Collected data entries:
____________________
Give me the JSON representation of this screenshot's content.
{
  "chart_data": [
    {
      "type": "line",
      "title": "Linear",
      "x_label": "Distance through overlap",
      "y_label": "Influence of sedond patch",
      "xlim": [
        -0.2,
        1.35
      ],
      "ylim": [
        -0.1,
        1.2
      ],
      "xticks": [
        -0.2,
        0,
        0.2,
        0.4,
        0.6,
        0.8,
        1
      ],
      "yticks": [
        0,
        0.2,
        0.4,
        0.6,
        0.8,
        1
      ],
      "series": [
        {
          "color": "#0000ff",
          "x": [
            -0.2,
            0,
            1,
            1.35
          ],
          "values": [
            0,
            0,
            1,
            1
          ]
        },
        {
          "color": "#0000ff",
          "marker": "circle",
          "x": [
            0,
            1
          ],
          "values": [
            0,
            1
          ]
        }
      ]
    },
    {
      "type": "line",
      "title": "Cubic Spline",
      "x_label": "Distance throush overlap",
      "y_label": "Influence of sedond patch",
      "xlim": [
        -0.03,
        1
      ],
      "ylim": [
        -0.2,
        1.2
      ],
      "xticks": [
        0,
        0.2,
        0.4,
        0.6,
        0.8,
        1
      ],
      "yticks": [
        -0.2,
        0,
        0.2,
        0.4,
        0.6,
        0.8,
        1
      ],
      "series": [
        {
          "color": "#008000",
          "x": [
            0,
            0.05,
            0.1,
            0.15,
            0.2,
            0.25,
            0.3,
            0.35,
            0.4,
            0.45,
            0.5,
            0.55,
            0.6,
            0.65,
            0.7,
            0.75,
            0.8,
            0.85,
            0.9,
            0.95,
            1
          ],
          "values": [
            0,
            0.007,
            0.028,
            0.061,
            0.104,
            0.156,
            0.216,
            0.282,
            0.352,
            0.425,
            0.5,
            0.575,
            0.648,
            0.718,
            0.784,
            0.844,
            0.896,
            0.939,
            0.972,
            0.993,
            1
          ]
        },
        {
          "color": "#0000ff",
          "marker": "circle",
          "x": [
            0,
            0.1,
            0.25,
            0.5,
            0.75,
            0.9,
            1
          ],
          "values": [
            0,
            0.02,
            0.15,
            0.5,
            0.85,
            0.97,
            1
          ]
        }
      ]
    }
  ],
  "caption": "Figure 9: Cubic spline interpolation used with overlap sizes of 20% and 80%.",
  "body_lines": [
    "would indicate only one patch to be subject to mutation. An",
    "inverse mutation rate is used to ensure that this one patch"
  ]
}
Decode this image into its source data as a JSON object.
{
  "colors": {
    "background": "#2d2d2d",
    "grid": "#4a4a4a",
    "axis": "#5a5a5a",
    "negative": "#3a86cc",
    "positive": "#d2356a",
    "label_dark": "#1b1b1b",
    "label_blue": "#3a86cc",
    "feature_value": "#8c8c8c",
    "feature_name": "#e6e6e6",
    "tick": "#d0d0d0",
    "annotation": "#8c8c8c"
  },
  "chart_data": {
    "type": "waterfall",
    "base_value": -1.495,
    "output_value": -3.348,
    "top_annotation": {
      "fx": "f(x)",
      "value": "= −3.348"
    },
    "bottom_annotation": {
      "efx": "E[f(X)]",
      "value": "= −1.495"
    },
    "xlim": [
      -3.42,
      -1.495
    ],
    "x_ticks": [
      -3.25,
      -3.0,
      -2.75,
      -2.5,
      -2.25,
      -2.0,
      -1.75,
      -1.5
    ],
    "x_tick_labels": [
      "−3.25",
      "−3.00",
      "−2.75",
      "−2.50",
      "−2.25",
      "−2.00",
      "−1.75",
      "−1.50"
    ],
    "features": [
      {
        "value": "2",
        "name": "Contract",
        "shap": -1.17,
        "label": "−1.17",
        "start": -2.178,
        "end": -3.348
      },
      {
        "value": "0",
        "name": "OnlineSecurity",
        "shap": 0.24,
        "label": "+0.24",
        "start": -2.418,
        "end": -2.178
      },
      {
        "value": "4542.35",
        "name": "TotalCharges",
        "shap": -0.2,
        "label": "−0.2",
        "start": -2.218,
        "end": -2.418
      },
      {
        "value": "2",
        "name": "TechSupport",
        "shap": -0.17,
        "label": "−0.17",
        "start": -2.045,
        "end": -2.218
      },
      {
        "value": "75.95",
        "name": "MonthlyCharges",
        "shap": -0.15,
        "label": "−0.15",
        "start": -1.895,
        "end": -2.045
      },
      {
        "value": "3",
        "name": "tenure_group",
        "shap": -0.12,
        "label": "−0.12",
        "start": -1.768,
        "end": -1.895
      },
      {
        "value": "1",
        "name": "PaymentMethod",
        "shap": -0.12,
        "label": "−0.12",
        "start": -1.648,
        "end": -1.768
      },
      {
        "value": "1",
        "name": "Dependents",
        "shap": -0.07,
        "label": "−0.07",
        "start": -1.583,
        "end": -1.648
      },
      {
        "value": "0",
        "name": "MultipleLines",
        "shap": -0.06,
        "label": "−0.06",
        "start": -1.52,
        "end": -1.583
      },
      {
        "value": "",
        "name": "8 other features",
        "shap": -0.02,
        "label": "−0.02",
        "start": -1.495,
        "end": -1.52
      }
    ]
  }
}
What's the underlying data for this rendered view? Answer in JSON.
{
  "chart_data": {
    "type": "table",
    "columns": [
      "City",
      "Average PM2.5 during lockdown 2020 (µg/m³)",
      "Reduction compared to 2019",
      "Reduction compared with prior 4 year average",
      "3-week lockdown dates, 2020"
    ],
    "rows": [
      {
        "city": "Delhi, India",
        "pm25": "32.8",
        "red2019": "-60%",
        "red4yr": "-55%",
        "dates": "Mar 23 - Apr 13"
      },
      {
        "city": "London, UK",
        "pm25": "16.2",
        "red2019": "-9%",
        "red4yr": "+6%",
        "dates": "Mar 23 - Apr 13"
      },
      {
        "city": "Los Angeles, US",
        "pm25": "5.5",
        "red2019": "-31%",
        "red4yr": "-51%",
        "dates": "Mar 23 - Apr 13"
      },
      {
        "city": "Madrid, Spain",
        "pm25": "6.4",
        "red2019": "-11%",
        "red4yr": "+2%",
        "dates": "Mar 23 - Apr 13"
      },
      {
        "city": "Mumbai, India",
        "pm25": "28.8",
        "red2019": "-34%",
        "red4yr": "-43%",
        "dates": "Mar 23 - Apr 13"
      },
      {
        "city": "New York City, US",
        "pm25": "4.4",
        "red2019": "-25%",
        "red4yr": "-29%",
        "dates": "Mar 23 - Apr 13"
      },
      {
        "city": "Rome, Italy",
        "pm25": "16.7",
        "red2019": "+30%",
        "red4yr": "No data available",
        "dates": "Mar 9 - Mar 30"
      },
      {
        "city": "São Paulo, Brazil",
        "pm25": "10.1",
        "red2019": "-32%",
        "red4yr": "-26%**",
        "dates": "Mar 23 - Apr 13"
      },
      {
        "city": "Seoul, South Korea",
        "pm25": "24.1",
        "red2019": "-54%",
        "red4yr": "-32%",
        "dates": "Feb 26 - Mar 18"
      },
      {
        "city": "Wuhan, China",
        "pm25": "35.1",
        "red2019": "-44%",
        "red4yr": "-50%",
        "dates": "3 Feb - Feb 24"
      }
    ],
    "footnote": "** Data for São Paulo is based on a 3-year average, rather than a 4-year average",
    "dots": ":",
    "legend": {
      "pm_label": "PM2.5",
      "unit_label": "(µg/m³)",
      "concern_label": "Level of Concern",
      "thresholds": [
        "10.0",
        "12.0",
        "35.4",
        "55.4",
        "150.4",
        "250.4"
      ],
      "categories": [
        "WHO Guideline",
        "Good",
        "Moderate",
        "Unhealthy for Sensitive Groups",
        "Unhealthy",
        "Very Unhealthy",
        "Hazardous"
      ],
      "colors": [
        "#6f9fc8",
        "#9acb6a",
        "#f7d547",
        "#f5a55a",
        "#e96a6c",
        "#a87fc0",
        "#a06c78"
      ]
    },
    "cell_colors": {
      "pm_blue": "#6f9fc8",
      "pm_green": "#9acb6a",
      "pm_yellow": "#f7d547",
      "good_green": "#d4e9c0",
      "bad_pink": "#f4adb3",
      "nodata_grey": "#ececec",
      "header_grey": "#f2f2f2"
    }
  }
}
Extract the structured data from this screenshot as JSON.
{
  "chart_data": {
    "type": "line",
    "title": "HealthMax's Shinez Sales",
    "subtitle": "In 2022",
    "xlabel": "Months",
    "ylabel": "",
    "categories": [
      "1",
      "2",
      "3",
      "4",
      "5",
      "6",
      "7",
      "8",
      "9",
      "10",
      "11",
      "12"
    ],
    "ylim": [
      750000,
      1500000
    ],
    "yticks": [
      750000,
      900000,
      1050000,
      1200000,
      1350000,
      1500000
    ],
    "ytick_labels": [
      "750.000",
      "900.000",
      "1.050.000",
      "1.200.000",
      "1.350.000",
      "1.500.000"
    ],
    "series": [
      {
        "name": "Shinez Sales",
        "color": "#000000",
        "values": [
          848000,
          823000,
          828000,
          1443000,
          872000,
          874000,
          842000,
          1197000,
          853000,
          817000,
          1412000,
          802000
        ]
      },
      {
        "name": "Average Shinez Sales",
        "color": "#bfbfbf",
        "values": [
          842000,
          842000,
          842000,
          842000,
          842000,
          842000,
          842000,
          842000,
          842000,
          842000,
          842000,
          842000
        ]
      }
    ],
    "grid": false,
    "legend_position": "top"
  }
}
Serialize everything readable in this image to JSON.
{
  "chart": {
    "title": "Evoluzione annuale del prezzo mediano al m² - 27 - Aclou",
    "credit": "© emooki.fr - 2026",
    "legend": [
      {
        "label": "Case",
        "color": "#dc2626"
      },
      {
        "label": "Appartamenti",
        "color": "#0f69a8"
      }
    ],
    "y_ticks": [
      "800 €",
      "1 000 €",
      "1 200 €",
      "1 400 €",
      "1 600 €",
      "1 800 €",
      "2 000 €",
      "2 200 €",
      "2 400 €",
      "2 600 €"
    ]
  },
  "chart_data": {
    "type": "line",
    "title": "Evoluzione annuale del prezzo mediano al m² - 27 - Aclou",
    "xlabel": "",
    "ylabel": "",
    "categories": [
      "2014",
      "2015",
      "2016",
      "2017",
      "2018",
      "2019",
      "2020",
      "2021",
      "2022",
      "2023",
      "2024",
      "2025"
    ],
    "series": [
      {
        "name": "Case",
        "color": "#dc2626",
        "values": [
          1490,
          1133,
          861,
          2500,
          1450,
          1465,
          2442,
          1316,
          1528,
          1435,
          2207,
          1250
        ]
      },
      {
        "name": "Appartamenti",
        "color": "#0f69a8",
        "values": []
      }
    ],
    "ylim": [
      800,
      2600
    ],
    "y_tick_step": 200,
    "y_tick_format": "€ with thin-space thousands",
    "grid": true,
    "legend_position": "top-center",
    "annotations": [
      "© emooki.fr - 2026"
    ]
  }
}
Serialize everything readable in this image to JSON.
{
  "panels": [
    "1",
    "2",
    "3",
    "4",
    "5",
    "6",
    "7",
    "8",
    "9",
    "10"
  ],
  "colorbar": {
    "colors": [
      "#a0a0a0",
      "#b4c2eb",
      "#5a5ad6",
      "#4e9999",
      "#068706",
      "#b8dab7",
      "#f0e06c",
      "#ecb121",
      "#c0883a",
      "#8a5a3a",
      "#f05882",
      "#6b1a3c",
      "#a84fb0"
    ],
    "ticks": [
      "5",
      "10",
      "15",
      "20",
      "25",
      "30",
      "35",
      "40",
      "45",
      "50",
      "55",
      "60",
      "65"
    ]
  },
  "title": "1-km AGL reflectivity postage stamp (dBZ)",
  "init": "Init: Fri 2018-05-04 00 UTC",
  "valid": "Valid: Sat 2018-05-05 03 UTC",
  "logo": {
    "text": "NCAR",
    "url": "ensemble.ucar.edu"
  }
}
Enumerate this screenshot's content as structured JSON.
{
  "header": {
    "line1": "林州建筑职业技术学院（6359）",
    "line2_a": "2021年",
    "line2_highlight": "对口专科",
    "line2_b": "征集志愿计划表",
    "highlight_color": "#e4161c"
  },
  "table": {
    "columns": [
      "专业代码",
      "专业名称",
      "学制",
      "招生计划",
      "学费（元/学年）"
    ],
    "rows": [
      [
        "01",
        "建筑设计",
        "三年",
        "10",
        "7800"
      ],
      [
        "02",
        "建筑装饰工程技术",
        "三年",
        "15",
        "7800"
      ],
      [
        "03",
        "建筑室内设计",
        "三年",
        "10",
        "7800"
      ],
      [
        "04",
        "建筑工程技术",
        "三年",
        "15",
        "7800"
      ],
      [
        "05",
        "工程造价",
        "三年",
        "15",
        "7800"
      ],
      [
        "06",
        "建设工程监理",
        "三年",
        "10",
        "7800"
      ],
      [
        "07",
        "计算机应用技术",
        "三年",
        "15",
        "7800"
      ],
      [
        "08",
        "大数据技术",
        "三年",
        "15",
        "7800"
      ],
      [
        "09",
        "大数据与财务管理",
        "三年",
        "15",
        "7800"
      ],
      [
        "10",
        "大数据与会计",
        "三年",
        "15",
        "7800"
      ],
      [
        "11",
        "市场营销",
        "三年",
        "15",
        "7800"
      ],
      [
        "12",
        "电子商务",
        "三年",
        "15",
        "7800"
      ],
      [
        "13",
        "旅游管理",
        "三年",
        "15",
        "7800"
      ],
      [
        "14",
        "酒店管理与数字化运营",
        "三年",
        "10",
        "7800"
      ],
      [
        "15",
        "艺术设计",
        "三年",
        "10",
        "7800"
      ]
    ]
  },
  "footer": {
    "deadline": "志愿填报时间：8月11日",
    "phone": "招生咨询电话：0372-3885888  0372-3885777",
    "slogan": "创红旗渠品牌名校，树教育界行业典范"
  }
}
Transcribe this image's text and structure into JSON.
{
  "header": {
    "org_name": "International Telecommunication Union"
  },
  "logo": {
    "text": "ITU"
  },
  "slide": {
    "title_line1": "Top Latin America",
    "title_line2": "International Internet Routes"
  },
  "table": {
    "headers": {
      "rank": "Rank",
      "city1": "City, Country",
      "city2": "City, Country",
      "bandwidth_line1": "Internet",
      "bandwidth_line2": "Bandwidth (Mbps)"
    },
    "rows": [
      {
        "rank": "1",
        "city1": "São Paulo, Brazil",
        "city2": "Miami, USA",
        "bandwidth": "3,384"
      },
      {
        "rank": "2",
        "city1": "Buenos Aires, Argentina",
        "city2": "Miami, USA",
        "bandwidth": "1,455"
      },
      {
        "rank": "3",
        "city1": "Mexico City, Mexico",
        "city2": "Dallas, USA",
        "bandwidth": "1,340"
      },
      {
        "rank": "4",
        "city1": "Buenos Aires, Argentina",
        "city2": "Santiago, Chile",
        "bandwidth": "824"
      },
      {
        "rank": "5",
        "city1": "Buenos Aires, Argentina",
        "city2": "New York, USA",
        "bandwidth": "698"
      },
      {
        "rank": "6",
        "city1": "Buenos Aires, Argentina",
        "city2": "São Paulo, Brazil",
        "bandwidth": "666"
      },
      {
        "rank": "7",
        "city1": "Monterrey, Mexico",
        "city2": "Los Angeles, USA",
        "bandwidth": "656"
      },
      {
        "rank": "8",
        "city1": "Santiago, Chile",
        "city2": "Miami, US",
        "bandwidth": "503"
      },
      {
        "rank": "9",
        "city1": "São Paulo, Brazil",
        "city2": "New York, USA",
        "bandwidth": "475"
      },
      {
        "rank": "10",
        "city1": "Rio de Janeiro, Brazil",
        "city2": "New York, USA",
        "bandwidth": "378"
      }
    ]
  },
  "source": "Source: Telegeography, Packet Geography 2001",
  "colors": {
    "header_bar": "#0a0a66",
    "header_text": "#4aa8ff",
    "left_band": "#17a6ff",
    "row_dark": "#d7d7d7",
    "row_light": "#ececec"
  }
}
____________________
Task to complete:
Search the entries for "emooki" and copy out each line that has it.

Output below:
    "credit": "© emooki.fr - 2026",
      "© emooki.fr - 2026"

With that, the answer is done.